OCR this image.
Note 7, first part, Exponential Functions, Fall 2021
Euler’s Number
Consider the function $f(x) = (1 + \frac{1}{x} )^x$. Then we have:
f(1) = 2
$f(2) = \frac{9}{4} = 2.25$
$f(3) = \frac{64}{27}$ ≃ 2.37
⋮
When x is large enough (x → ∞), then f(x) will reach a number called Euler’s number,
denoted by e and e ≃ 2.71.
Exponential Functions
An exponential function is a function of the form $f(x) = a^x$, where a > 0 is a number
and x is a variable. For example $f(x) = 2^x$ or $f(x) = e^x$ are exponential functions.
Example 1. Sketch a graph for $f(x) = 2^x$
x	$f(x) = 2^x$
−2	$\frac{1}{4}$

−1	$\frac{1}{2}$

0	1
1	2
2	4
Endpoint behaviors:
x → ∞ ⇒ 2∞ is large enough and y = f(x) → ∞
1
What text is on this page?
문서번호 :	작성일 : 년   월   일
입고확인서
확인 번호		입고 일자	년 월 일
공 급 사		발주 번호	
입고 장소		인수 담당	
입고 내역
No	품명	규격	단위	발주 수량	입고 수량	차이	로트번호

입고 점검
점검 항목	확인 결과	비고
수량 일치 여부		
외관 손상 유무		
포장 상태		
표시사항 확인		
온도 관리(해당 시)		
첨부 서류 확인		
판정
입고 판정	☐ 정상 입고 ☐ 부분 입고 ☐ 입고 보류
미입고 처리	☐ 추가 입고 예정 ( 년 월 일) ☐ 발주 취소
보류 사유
* * * * * * *
*PROBLEM REQUIREMENTS*. All of the lines above must be returned exactly.

*SOLVED PROBLEM*.
OCR this image.
Note 7, first part, Exponential Functions, Fall 2021
Euler’s Number
Consider the function $f(x) = (1 + \frac{1}{x} )^x$. Then we have:
f(1) = 2
$f(2) = \frac{9}{4} = 2.25$
$f(3) = \frac{64}{27}$ ≃ 2.37
⋮
When x is large enough (x → ∞), then f(x) will reach a number called Euler’s number,
denoted by e and e ≃ 2.71.
Exponential Functions
An exponential function is a function of the form $f(x) = a^x$, where a > 0 is a number
and x is a variable. For example $f(x) = 2^x$ or $f(x) = e^x$ are exponential functions.
Example 1. Sketch a graph for $f(x) = 2^x$
x	$f(x) = 2^x$
−2	$\frac{1}{4}$

−1	$\frac{1}{2}$

0	1
1	2
2	4
Endpoint behaviors:
x → ∞ ⇒ 2∞ is large enough and y = f(x) → ∞
1
What text is on this page?
문서번호 :	작성일 : 년   월   일
입고확인서
확인 번호		입고 일자	년 월 일
공 급 사		발주 번호	
입고 장소		인수 담당	
입고 내역
No	품명	규격	단위	발주 수량	입고 수량	차이	로트번호

입고 점검
점검 항목	확인 결과	비고
수량 일치 여부		
외관 손상 유무		
포장 상태		
표시사항 확인		
온도 관리(해당 시)		
첨부 서류 확인		
판정
입고 판정	☐ 정상 입고 ☐ 부분 입고 ☐ 입고 보류
미입고 처리	☐ 추가 입고 예정 ( 년 월 일) ☐ 발주 취소
보류 사유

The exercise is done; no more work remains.